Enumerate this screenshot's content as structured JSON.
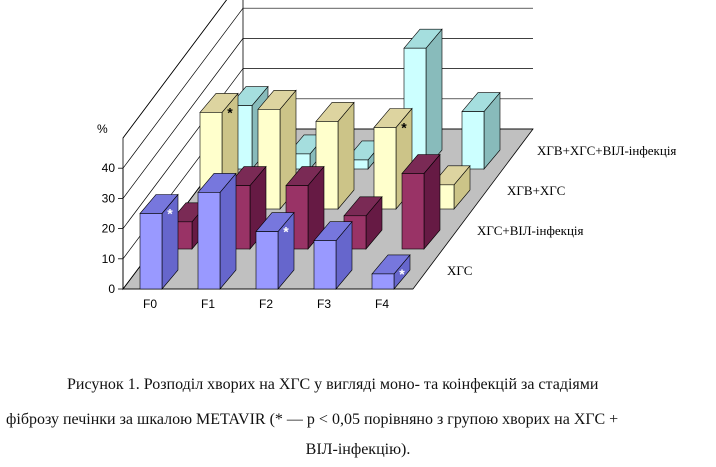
{
  "chart_data": {
    "type": "bar",
    "ylabel": "%",
    "ylim": [
      0,
      40
    ],
    "yticks": [
      0,
      10,
      20,
      30,
      40
    ],
    "categories": [
      "F0",
      "F1",
      "F2",
      "F3",
      "F4"
    ],
    "series": [
      {
        "name": "ХГС",
        "values": [
          25,
          32,
          19,
          16,
          5
        ],
        "marks": [
          "*",
          "",
          "*",
          "",
          "*"
        ],
        "colors": {
          "front": "#9999ff",
          "side": "#6666cc",
          "top": "#7777dd"
        }
      },
      {
        "name": "ХГС+ВІЛ-інфекція",
        "values": [
          9,
          21,
          21,
          11,
          25
        ],
        "marks": [
          "",
          "",
          "",
          "",
          ""
        ],
        "colors": {
          "front": "#993366",
          "side": "#661a44",
          "top": "#7a2a55"
        }
      },
      {
        "name": "ХГВ+ХГС",
        "values": [
          32,
          33,
          29,
          27,
          8
        ],
        "marks": [
          "*",
          "",
          "",
          "*",
          ""
        ],
        "colors": {
          "front": "#ffffcc",
          "side": "#ccc488",
          "top": "#ddd4a0"
        }
      },
      {
        "name": "ХГВ+ХГС+ВІЛ-інфекція",
        "values": [
          21,
          5,
          3,
          40,
          19
        ],
        "marks": [
          "",
          "",
          "",
          "",
          ""
        ],
        "colors": {
          "front": "#ccffff",
          "side": "#88bbbb",
          "top": "#a5dede"
        }
      }
    ],
    "grid": true,
    "legend": "series labels on depth axis"
  },
  "caption": {
    "line1": "Рисунок 1. Розподіл хворих на ХГС у вигляді моно- та коінфекцій за стадіями",
    "line2": "фіброзу печінки за шкалою METAVIR (* — р < 0,05 порівняно з групою хворих на ХГС +",
    "line3": "ВІЛ-інфекцію)."
  }
}
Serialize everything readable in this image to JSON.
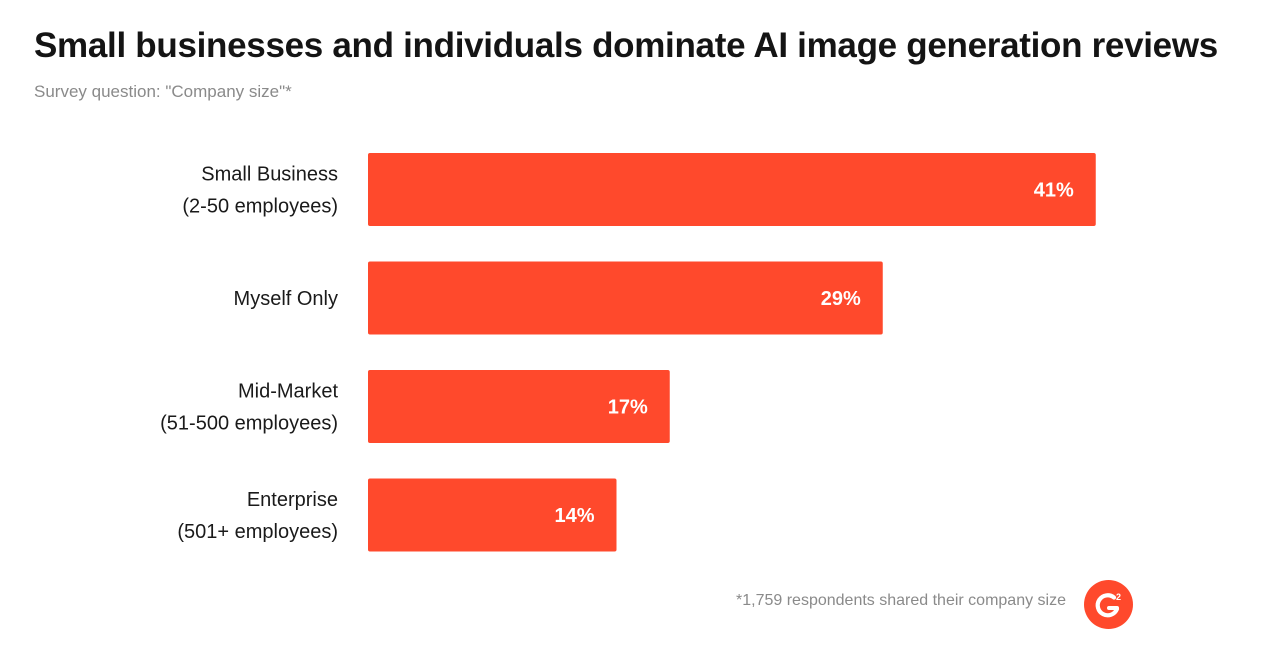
{
  "header": {
    "title": "Small businesses and individuals dominate AI image generation reviews",
    "subtitle": "Survey question: \"Company size\"*"
  },
  "footer": {
    "note": "*1,759 respondents shared their company size",
    "logo_icon": "g2-logo-icon"
  },
  "colors": {
    "bar": "#ff492c",
    "text": "#1a1a1a",
    "muted": "#8a8a8a"
  },
  "chart_data": {
    "type": "bar",
    "orientation": "horizontal",
    "categories": [
      [
        "Small Business",
        "(2-50 employees)"
      ],
      [
        "Myself Only"
      ],
      [
        "Mid-Market",
        "(51-500 employees)"
      ],
      [
        "Enterprise",
        "(501+ employees)"
      ]
    ],
    "values": [
      41,
      29,
      17,
      14
    ],
    "value_labels": [
      "41%",
      "29%",
      "17%",
      "14%"
    ],
    "title": "Small businesses and individuals dominate AI image generation reviews",
    "xlabel": "",
    "ylabel": "",
    "xlim": [
      0,
      100
    ],
    "grid": false
  }
}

______________________________

= PROMPT =
In how many lines of the data does the string "хворих" appear? Give only the number.

= IN RESPONSE =
2